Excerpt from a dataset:

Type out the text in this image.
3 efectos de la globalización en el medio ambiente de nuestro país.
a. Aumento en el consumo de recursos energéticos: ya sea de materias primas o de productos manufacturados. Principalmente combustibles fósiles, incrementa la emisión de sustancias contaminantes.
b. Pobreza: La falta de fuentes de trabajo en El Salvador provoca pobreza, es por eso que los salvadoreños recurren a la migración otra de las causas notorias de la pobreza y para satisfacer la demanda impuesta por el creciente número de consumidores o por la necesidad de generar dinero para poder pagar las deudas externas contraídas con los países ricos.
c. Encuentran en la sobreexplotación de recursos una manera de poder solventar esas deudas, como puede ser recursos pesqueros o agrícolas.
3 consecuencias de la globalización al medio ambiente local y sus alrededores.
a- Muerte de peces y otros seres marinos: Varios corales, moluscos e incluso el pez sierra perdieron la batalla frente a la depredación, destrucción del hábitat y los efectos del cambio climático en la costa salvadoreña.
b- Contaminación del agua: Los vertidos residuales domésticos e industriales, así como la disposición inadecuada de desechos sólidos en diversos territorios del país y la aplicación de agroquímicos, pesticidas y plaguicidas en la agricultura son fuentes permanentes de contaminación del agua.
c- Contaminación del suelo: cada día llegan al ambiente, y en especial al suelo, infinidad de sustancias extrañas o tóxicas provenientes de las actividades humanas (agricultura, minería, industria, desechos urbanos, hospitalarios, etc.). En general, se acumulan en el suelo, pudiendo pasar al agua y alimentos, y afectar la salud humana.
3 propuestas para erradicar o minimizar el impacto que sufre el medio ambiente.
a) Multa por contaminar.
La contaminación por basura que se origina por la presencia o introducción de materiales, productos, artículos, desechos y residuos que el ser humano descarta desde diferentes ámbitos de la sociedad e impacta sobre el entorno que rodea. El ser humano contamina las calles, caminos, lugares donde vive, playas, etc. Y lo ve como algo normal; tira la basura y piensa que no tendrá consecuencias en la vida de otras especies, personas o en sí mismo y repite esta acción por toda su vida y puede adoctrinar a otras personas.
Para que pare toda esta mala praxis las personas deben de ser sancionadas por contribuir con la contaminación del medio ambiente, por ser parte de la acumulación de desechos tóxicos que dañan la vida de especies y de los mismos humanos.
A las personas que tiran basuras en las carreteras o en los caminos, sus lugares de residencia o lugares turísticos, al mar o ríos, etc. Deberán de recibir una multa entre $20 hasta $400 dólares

## What you should do
Find every line in the records above that contains the word "agricultura", and copy each one.

## Written answer
b- Contaminación del agua: Los vertidos residuales domésticos e industriales, así como la disposición inadecuada de desechos sólidos en diversos territorios del país y la aplicación de agroquímicos, pesticidas y plaguicidas en la agricultura son fuentes permanentes de contaminación del agua.
c- Contaminación del suelo: cada día llegan al ambiente, y en especial al suelo, infinidad de sustancias extrañas o tóxicas provenientes de las actividades humanas (agricultura, minería, industria, desechos urbanos, hospitalarios, etc.). En general, se acumulan en el suelo, pudiendo pasar al agua y alimentos, y afectar la salud humana.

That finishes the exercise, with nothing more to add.